Your task is to transcribe all of the records exactly and leave out the pictures.

====== STORED ROWS ======

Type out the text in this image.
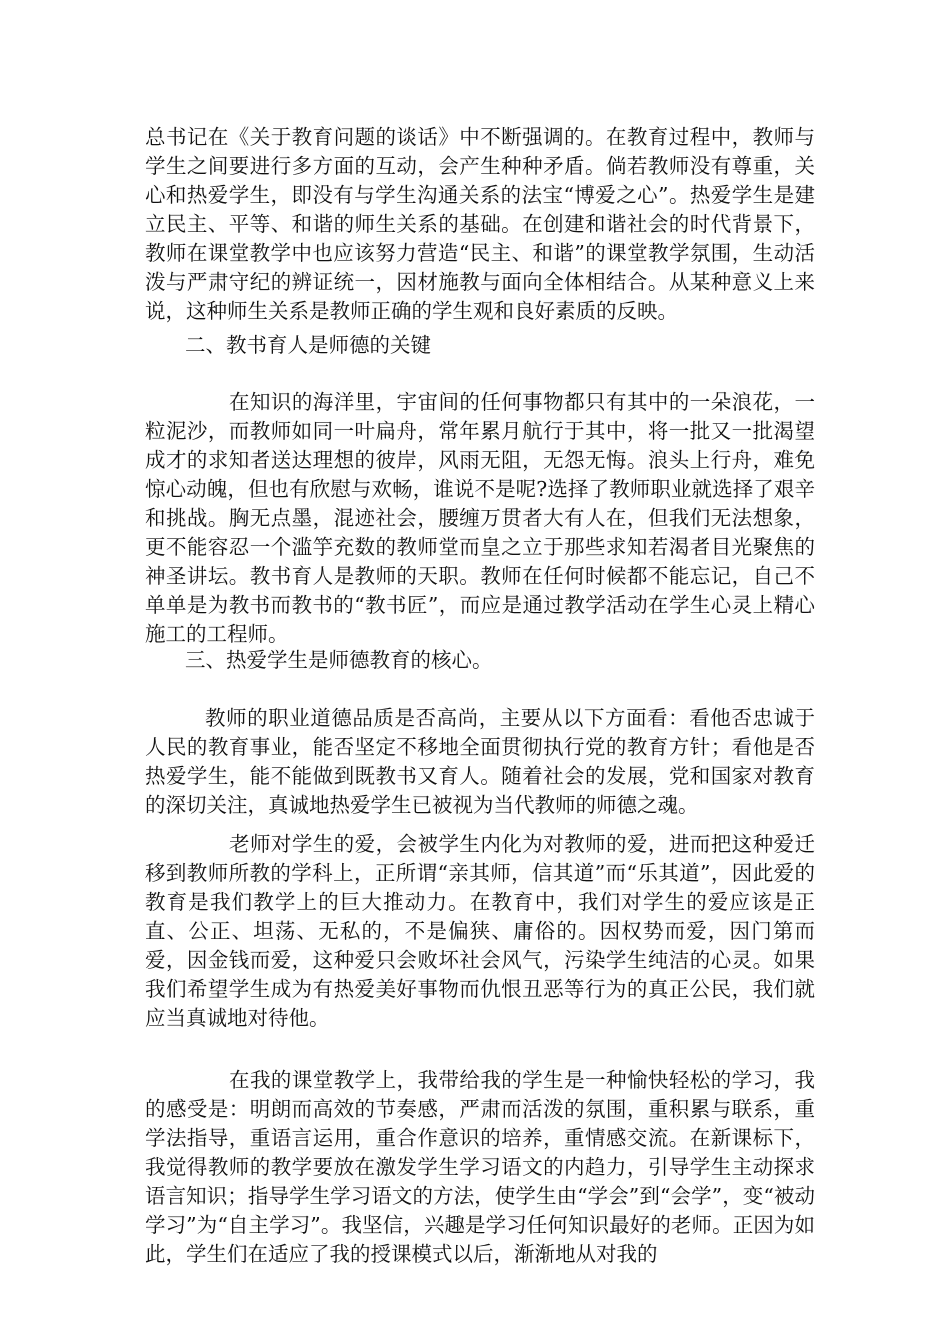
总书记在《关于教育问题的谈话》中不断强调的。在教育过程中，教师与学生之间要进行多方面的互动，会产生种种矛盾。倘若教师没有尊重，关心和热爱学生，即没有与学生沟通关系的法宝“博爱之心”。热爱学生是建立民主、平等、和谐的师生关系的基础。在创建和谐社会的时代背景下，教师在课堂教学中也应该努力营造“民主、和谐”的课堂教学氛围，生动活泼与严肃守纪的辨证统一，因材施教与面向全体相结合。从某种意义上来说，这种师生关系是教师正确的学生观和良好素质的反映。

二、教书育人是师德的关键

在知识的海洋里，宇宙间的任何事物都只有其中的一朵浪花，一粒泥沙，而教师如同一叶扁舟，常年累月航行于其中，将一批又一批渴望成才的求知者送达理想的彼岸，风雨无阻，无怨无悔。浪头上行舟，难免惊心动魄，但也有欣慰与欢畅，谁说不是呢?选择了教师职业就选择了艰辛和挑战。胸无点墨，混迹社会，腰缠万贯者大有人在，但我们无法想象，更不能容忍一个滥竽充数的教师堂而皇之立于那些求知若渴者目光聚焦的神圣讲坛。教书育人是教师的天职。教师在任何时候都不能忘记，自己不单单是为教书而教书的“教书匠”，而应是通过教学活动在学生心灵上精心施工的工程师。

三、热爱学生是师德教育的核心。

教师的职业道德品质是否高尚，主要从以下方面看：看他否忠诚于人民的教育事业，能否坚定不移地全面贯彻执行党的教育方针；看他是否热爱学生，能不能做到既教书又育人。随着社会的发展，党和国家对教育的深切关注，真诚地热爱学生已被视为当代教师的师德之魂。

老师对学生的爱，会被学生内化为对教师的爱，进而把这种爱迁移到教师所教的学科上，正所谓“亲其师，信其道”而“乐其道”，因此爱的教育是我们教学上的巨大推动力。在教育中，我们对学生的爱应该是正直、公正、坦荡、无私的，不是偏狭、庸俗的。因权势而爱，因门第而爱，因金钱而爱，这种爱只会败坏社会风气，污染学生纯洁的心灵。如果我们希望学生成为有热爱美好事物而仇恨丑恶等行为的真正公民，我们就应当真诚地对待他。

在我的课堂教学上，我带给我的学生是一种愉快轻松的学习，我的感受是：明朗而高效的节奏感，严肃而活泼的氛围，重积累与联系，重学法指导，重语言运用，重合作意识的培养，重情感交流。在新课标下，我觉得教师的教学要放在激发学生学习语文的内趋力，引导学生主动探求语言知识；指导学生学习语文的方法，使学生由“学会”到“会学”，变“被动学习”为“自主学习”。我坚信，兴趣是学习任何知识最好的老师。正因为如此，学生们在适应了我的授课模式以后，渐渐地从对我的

======

SOLVED PROBLEM
Type out the text in this image.
总书记在《关于教育问题的谈话》中不断强调的。在教育过程中，教师与学生之间要进行多方面的互动，会产生种种矛盾。倘若教师没有尊重，关心和热爱学生，即没有与学生沟通关系的法宝“博爱之心”。热爱学生是建立民主、平等、和谐的师生关系的基础。在创建和谐社会的时代背景下，教师在课堂教学中也应该努力营造“民主、和谐”的课堂教学氛围，生动活泼与严肃守纪的辨证统一，因材施教与面向全体相结合。从某种意义上来说，这种师生关系是教师正确的学生观和良好素质的反映。

二、教书育人是师德的关键

在知识的海洋里，宇宙间的任何事物都只有其中的一朵浪花，一粒泥沙，而教师如同一叶扁舟，常年累月航行于其中，将一批又一批渴望成才的求知者送达理想的彼岸，风雨无阻，无怨无悔。浪头上行舟，难免惊心动魄，但也有欣慰与欢畅，谁说不是呢?选择了教师职业就选择了艰辛和挑战。胸无点墨，混迹社会，腰缠万贯者大有人在，但我们无法想象，更不能容忍一个滥竽充数的教师堂而皇之立于那些求知若渴者目光聚焦的神圣讲坛。教书育人是教师的天职。教师在任何时候都不能忘记，自己不单单是为教书而教书的“教书匠”，而应是通过教学活动在学生心灵上精心施工的工程师。

三、热爱学生是师德教育的核心。

教师的职业道德品质是否高尚，主要从以下方面看：看他否忠诚于人民的教育事业，能否坚定不移地全面贯彻执行党的教育方针；看他是否热爱学生，能不能做到既教书又育人。随着社会的发展，党和国家对教育的深切关注，真诚地热爱学生已被视为当代教师的师德之魂。

老师对学生的爱，会被学生内化为对教师的爱，进而把这种爱迁移到教师所教的学科上，正所谓“亲其师，信其道”而“乐其道”，因此爱的教育是我们教学上的巨大推动力。在教育中，我们对学生的爱应该是正直、公正、坦荡、无私的，不是偏狭、庸俗的。因权势而爱，因门第而爱，因金钱而爱，这种爱只会败坏社会风气，污染学生纯洁的心灵。如果我们希望学生成为有热爱美好事物而仇恨丑恶等行为的真正公民，我们就应当真诚地对待他。

在我的课堂教学上，我带给我的学生是一种愉快轻松的学习，我的感受是：明朗而高效的节奏感，严肃而活泼的氛围，重积累与联系，重学法指导，重语言运用，重合作意识的培养，重情感交流。在新课标下，我觉得教师的教学要放在激发学生学习语文的内趋力，引导学生主动探求语言知识；指导学生学习语文的方法，使学生由“学会”到“会学”，变“被动学习”为“自主学习”。我坚信，兴趣是学习任何知识最好的老师。正因为如此，学生们在适应了我的授课模式以后，渐渐地从对我的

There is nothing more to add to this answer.